» EXERCISE DIRECTIONS: Tally how many lines include "name". The number is the whole answer.

---------- RECORDS FOR THIS TASK

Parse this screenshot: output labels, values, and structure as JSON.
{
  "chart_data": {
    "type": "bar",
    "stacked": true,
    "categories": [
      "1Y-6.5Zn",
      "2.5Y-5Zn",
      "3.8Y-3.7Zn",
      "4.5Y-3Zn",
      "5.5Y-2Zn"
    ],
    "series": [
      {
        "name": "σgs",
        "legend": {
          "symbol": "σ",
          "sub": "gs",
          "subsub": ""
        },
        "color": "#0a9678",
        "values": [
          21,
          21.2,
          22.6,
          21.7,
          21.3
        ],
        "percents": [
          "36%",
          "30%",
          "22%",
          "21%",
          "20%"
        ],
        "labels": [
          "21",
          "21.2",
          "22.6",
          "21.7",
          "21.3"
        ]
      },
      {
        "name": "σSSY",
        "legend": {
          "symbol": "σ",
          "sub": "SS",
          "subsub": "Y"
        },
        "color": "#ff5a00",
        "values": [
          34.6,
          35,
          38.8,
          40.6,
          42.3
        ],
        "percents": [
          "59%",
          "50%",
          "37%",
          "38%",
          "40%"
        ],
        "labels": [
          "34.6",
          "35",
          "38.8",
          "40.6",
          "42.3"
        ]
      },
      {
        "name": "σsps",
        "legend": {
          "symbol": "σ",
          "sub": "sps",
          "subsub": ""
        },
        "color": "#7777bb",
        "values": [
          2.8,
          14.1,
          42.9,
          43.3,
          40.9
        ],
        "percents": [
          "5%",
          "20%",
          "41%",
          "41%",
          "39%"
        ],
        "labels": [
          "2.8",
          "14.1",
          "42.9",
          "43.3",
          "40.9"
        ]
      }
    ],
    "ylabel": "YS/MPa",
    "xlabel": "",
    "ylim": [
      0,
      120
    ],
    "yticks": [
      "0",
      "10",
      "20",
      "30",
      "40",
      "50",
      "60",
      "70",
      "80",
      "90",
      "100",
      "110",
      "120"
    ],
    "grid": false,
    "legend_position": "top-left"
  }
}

--------------------
---------- RECORDS FOR THIS TASK

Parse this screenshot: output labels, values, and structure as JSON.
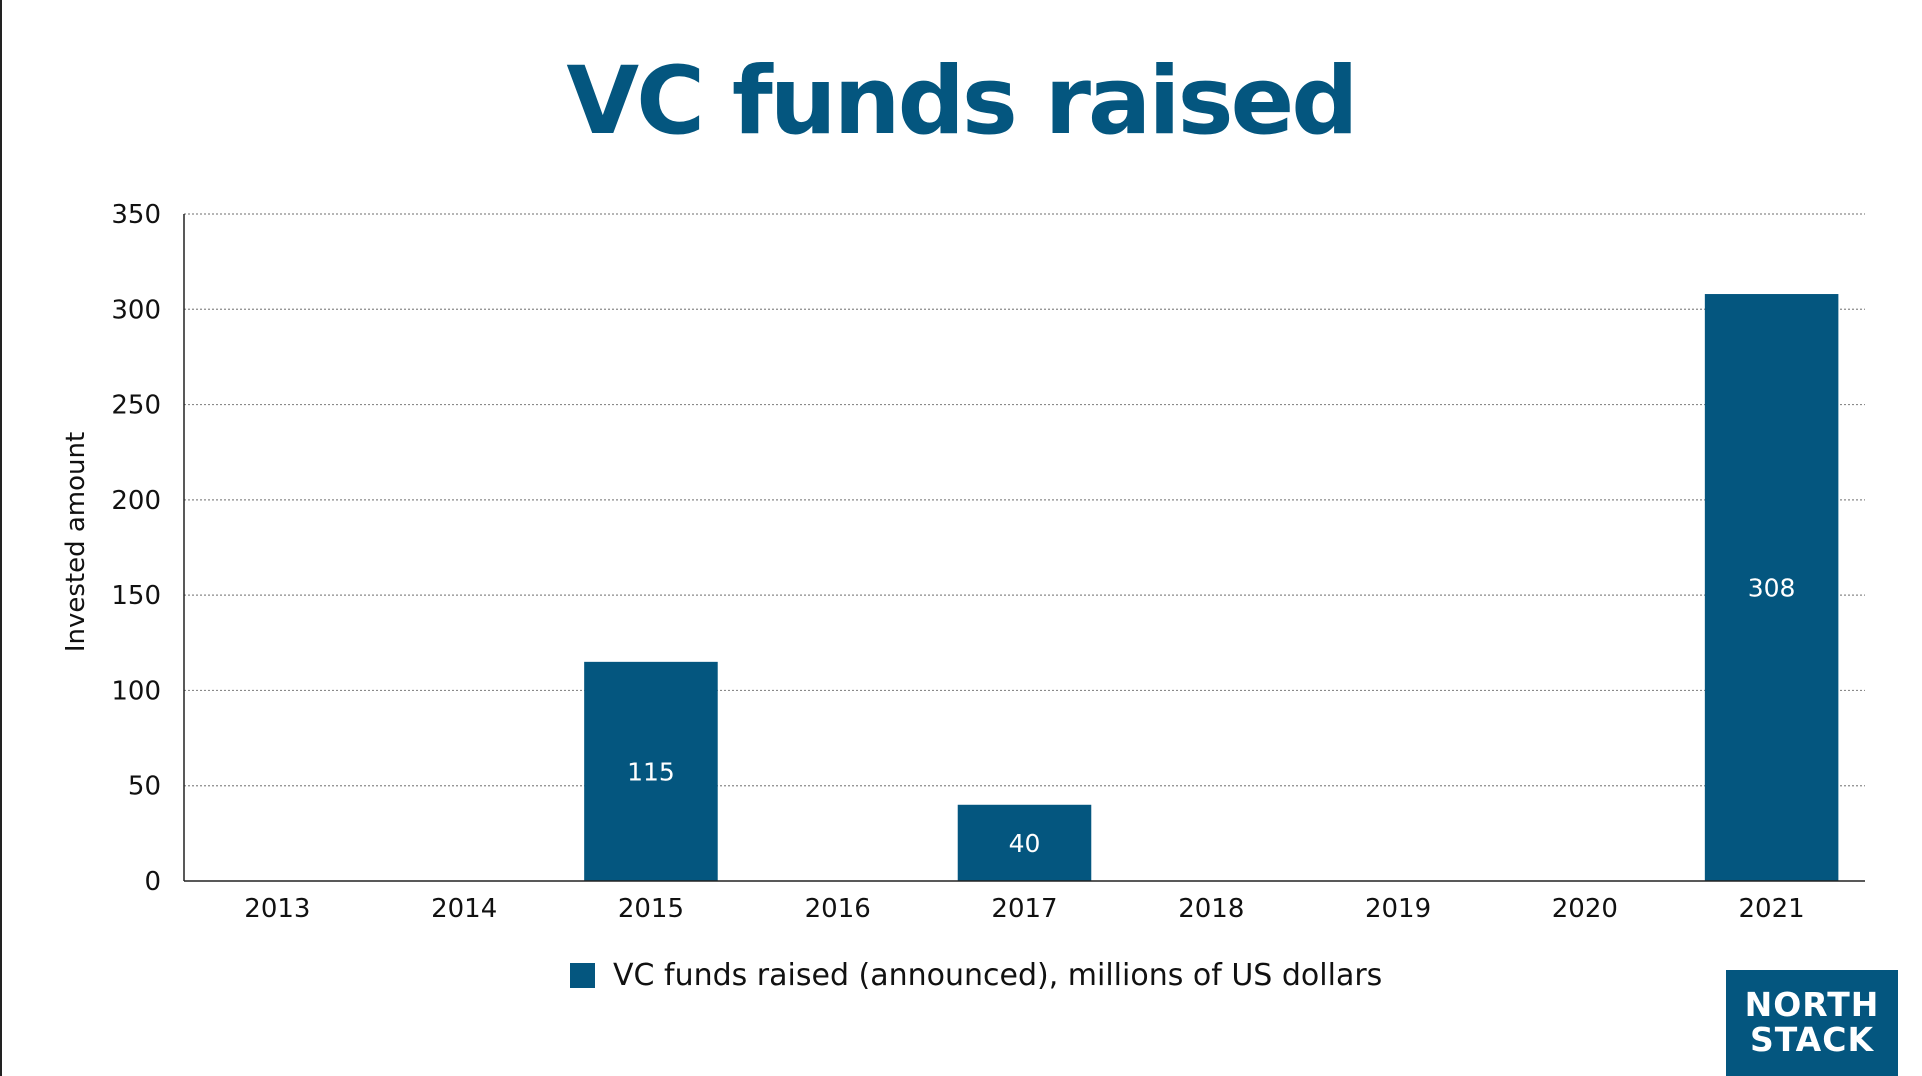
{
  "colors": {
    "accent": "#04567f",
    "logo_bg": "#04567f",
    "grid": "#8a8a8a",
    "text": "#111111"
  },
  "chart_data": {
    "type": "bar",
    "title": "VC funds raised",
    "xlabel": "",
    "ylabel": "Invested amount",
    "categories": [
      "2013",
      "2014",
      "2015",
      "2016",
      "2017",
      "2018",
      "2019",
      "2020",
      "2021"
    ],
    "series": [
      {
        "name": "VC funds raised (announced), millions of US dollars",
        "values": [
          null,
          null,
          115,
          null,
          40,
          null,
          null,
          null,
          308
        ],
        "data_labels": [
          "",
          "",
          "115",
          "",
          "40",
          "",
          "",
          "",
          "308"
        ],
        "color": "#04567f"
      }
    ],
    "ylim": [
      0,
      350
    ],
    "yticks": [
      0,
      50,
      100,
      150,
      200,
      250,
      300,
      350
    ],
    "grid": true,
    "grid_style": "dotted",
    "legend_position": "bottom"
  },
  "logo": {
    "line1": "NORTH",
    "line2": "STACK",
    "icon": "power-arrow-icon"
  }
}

--------------------

» WRITTEN ANSWER: 4